* Set problem:
Without including any images, repeat the data exactly.
[start]
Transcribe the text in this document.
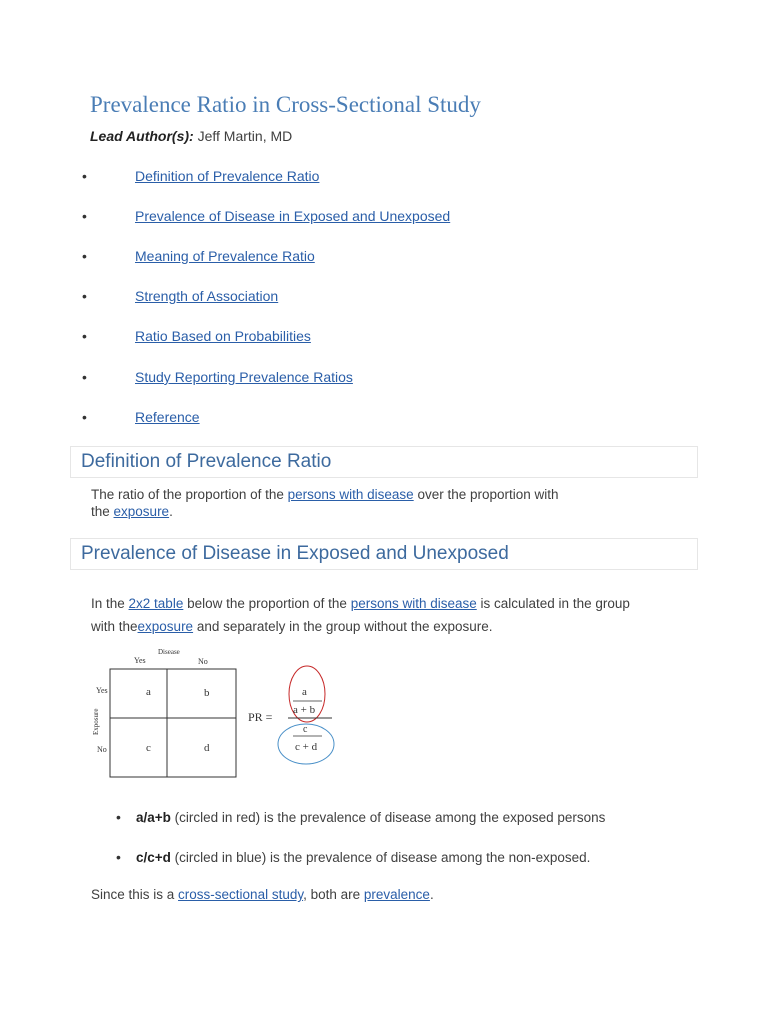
Prevalence Ratio in Cross-Sectional Study
Lead Author(s): Jeff Martin, MD
•	Definition of Prevalence Ratio
•	Prevalence of Disease in Exposed and Unexposed
•	Meaning of Prevalence Ratio
•	Strength of Association
•	Ratio Based on Probabilities
•	Study Reporting Prevalence Ratios
•	Reference
Definition of Prevalence Ratio
The ratio of the proportion of the persons with disease over the proportion with
the exposure.
Prevalence of Disease in Exposed and Unexposed
In the 2x2 table below the proportion of the persons with disease is calculated in the group
with theexposure and separately in the group without the exposure.
Disease
Yes	No
Yes
No
Exposure
a	b
c	d
PR =
a
a + b
c
c + d
• a/a+b (circled in red) is the prevalence of disease among the exposed persons
• c/c+d (circled in blue) is the prevalence of disease among the non-exposed.
Since this is a cross-sectional study, both are prevalence.
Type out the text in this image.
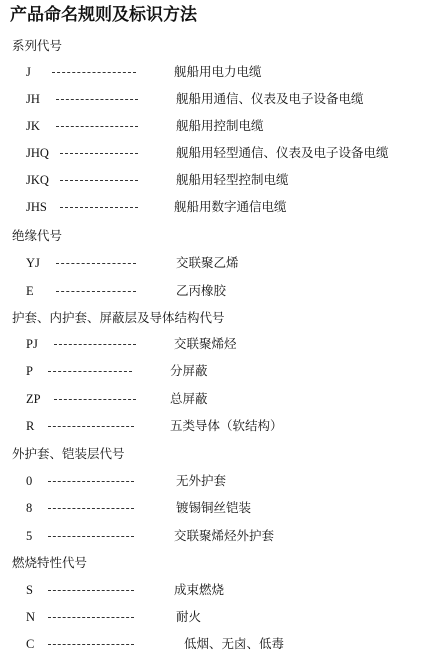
产品命名规则及标识方法
系列代号
J	舰船用电力电缆
JH	舰船用通信、仪表及电子设备电缆
JK	舰船用控制电缆
JHQ	舰船用轻型通信、仪表及电子设备电缆
JKQ	舰船用轻型控制电缆
JHS	舰船用数字通信电缆
绝缘代号
YJ	交联聚乙烯
E	乙丙橡胶
护套、内护套、屏蔽层及导体结构代号
PJ	交联聚烯烃
P	分屏蔽
ZP	总屏蔽
R	五类导体（软结构）
外护套、铠装层代号
0	无外护套
8	镀锡铜丝铠装
5	交联聚烯烃外护套
燃烧特性代号
S	成束燃烧
N	耐火
C	低烟、无卤、低毒
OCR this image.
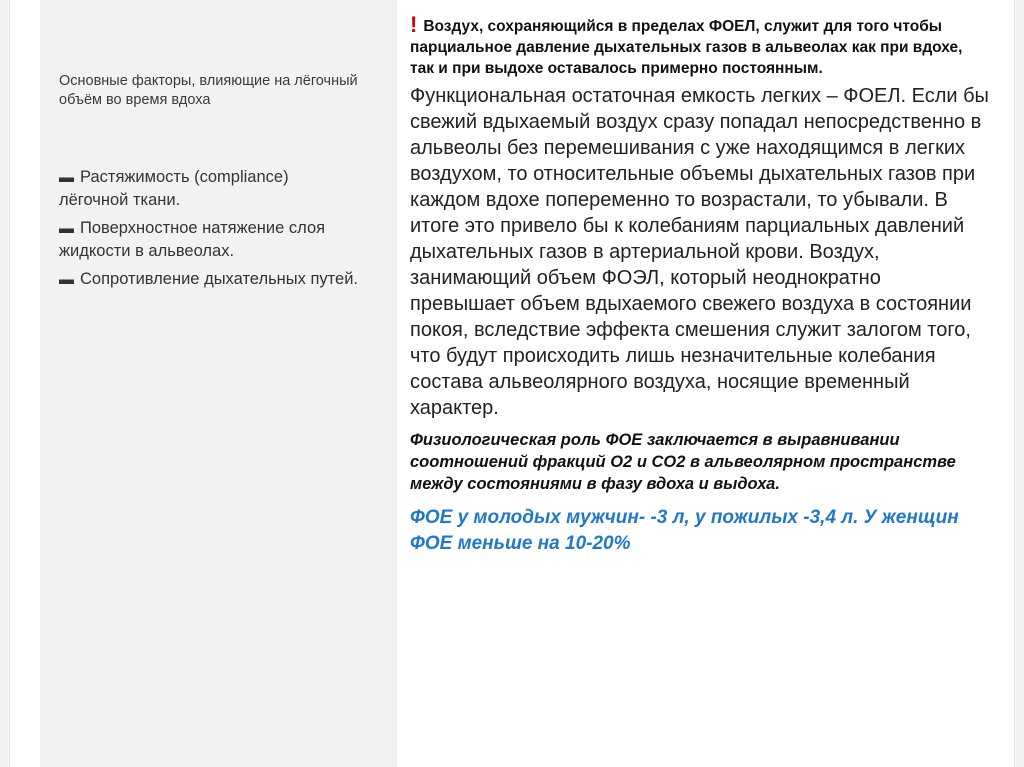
Основные факторы, влияющие на лёгочный объём во время вдоха
▬ Растяжимость (compliance) лёгочной ткани.
▬ Поверхностное натяжение слоя жидкости в альвеолах.
▬ Сопротивление дыхательных путей.
! Воздух, сохраняющийся в пределах ФОЕЛ, служит для того чтобы парциальное давление дыхательных газов в альвеолах как при вдохе, так и при выдохе оставалось примерно постоянным.
Функциональная остаточная емкость легких – ФОЕЛ. Если бы свежий вдыхаемый воздух сразу попадал непосредственно в альвеолы без перемешивания с уже находящимся в легких воздухом, то относительные объемы дыхательных газов при каждом вдохе попеременно то возрастали, то убывали. В итоге это привело бы к колебаниям парциальных давлений дыхательных газов в артериальной крови. Воздух, занимающий объем ФОЭЛ, который неоднократно превышает объем вдыхаемого свежего воздуха в состоянии покоя, вследствие эффекта смешения служит залогом того, что будут происходить лишь незначительные колебания состава альвеолярного воздуха, носящие временный характер.
Физиологическая роль ФОЕ заключается в выравнивании соотношений фракций О2 и СО2 в альвеолярном пространстве между состояниями в фазу вдоха и выдоха.
ФОЕ у молодых мужчин- -3 л, у пожилых -3,4 л. У женщин ФОЕ меньше на 10-20%
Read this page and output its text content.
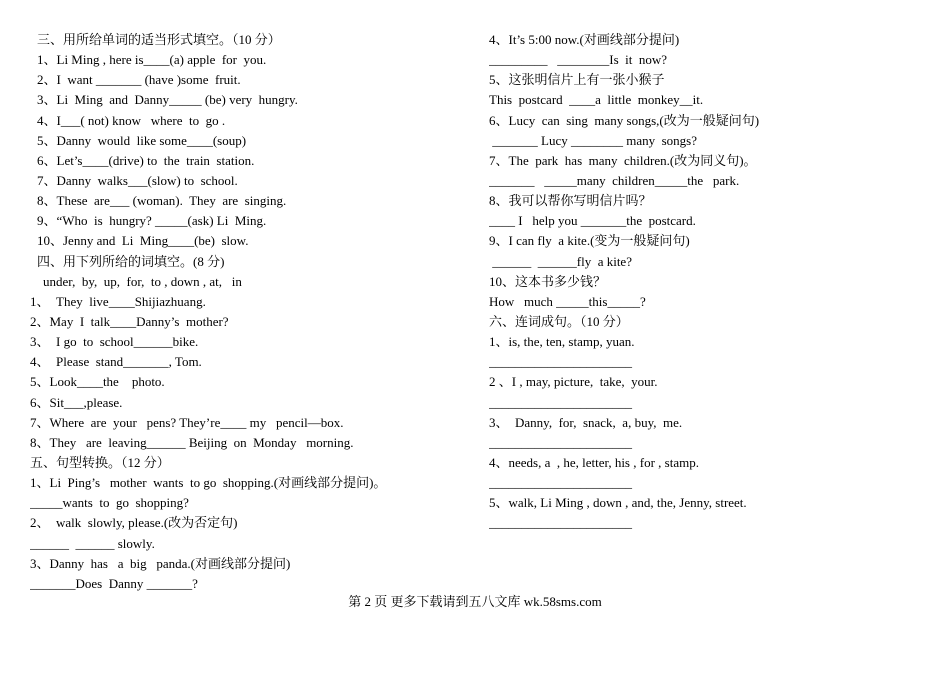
三、用所给单词的适当形式填空。（10 分）
1、Li Ming , here is____(a) apple  for  you.
2、I  want _______ (have )some  fruit.
3、Li  Ming  and  Danny_____ (be) very  hungry.
4、I___( not) know   where  to  go .
5、Danny  would  like some____(soup)
6、Let’s____(drive) to  the  train  station.
7、Danny  walks___(slow) to  school.
8、These  are___ (woman).  They  are  singing.
9、“Who  is  hungry? _____(ask) Li  Ming.
10、Jenny and  Li  Ming____(be)  slow.
四、用下列所给的词填空。(8 分)
under,  by,  up,  for,  to , down , at,   in
1、  They  live____Shijiazhuang.
2、May  I  talk____Danny’s  mother?
3、  I go  to  school______bike.
4、  Please  stand_______, Tom.
5、Look____the    photo.
6、Sit___,please.
7、Where  are  your   pens? They’re____ my   pencil—box.
8、They   are  leaving______ Beijing  on  Monday   morning.
五、句型转换。（12 分）
1、Li  Ping’s   mother  wants  to go  shopping.(对画线部分提问)。
_____wants  to  go  shopping?
2、  walk  slowly, please.(改为否定句)
______  ______ slowly.
3、Danny  has   a  big   panda.(对画线部分提问)
_______Does  Danny _______?
4、It’s 5:00 now.(对画线部分提问)
_________   ________Is  it  now?
5、这张明信片上有一张小猴子
This  postcard  ____a  little  monkey__it.
6、Lucy  can  sing  many songs,(改为一般疑问句)
_______ Lucy ________ many  songs?
7、The  park  has  many  children.(改为同义句)。
_______   _____many  children_____the   park.
8、我可以帮你写明信片吗？
____ I   help you _______the  postcard.
9、I can fly  a kite.(变为一般疑问句)
______  ______fly  a kite?
10、这本书多少钱？
How   much _____this_____?
六、连词成句。（10 分）
1、is, the, ten, stamp, yuan.
______________________
2 、I , may, picture,  take,  your.
______________________
3、  Danny,  for,  snack,  a, buy,  me.
______________________
4、needs, a  , he, letter, his , for , stamp.
______________________
5、walk, Li Ming , down , and, the, Jenny, street.
______________________
第 2 页 更多下载请到五八文库 wk.58sms.com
[end]
* Exercise solution:
Transcribe the text in this document.
Prevalence Ratio in Cross-Sectional Study
Lead Author(s): Jeff Martin, MD
•	Definition of Prevalence Ratio
•	Prevalence of Disease in Exposed and Unexposed
•	Meaning of Prevalence Ratio
•	Strength of Association
•	Ratio Based on Probabilities
•	Study Reporting Prevalence Ratios
•	Reference
Definition of Prevalence Ratio
The ratio of the proportion of the persons with disease over the proportion with
the exposure.
Prevalence of Disease in Exposed and Unexposed
In the 2x2 table below the proportion of the persons with disease is calculated in the group
with theexposure and separately in the group without the exposure.
Disease
Yes	No
Yes
No
Exposure
a	b
c	d
PR =
a
a + b
c
c + d
• a/a+b (circled in red) is the prevalence of disease among the exposed persons
• c/c+d (circled in blue) is the prevalence of disease among the non-exposed.
Since this is a cross-sectional study, both are prevalence.
Type out the text in this image.
产品命名规则及标识方法
系列代号
J	舰船用电力电缆
JH	舰船用通信、仪表及电子设备电缆
JK	舰船用控制电缆
JHQ	舰船用轻型通信、仪表及电子设备电缆
JKQ	舰船用轻型控制电缆
JHS	舰船用数字通信电缆
绝缘代号
YJ	交联聚乙烯
E	乙丙橡胶
护套、内护套、屏蔽层及导体结构代号
PJ	交联聚烯烃
P	分屏蔽
ZP	总屏蔽
R	五类导体（软结构）
外护套、铠装层代号
0	无外护套
8	镀锡铜丝铠装
5	交联聚烯烃外护套
燃烧特性代号
S	成束燃烧
N	耐火
C	低烟、无卤、低毒
OCR this image.
Основные факторы, влияющие на лёгочный объём во время вдоха
▬ Растяжимость (compliance) лёгочной ткани.
▬ Поверхностное натяжение слоя жидкости в альвеолах.
▬ Сопротивление дыхательных путей.
! Воздух, сохраняющийся в пределах ФОЕЛ, служит для того чтобы парциальное давление дыхательных газов в альвеолах как при вдохе, так и при выдохе оставалось примерно постоянным.
Функциональная остаточная емкость легких – ФОЕЛ. Если бы свежий вдыхаемый воздух сразу попадал непосредственно в альвеолы без перемешивания с уже находящимся в легких воздухом, то относительные объемы дыхательных газов при каждом вдохе попеременно то возрастали, то убывали. В итоге это привело бы к колебаниям парциальных давлений дыхательных газов в артериальной крови. Воздух, занимающий объем ФОЭЛ, который неоднократно превышает объем вдыхаемого свежего воздуха в состоянии покоя, вследствие эффекта смешения служит залогом того, что будут происходить лишь незначительные колебания состава альвеолярного воздуха, носящие временный характер.
Физиологическая роль ФОЕ заключается в выравнивании соотношений фракций О2 и СО2 в альвеолярном пространстве между состояниями в фазу вдоха и выдоха.
ФОЕ у молодых мужчин- -3 л, у пожилых -3,4 л. У женщин ФОЕ меньше на 10-20%
Read this page and output its text content.
三、用所给单词的适当形式填空。（10 分）
1、Li Ming , here is____(a) apple  for  you.
2、I  want _______ (have )some  fruit.
3、Li  Ming  and  Danny_____ (be) very  hungry.
4、I___( not) know   where  to  go .
5、Danny  would  like some____(soup)
6、Let’s____(drive) to  the  train  station.
7、Danny  walks___(slow) to  school.
8、These  are___ (woman).  They  are  singing.
9、“Who  is  hungry? _____(ask) Li  Ming.
10、Jenny and  Li  Ming____(be)  slow.
四、用下列所给的词填空。(8 分)
under,  by,  up,  for,  to , down , at,   in
1、  They  live____Shijiazhuang.
2、May  I  talk____Danny’s  mother?
3、  I go  to  school______bike.
4、  Please  stand_______, Tom.
5、Look____the    photo.
6、Sit___,please.
7、Where  are  your   pens? They’re____ my   pencil—box.
8、They   are  leaving______ Beijing  on  Monday   morning.
五、句型转换。（12 分）
1、Li  Ping’s   mother  wants  to go  shopping.(对画线部分提问)。
_____wants  to  go  shopping?
2、  walk  slowly, please.(改为否定句)
______  ______ slowly.
3、Danny  has   a  big   panda.(对画线部分提问)
_______Does  Danny _______?
4、It’s 5:00 now.(对画线部分提问)
_________   ________Is  it  now?
5、这张明信片上有一张小猴子
This  postcard  ____a  little  monkey__it.
6、Lucy  can  sing  many songs,(改为一般疑问句)
_______ Lucy ________ many  songs?
7、The  park  has  many  children.(改为同义句)。
_______   _____many  children_____the   park.
8、我可以帮你写明信片吗？
____ I   help you _______the  postcard.
9、I can fly  a kite.(变为一般疑问句)
______  ______fly  a kite?
10、这本书多少钱？
How   much _____this_____?
六、连词成句。（10 分）
1、is, the, ten, stamp, yuan.
______________________
2 、I , may, picture,  take,  your.
______________________
3、  Danny,  for,  snack,  a, buy,  me.
______________________
4、needs, a  , he, letter, his , for , stamp.
______________________
5、walk, Li Ming , down , and, the, Jenny, street.
______________________
第 2 页 更多下载请到五八文库 wk.58sms.com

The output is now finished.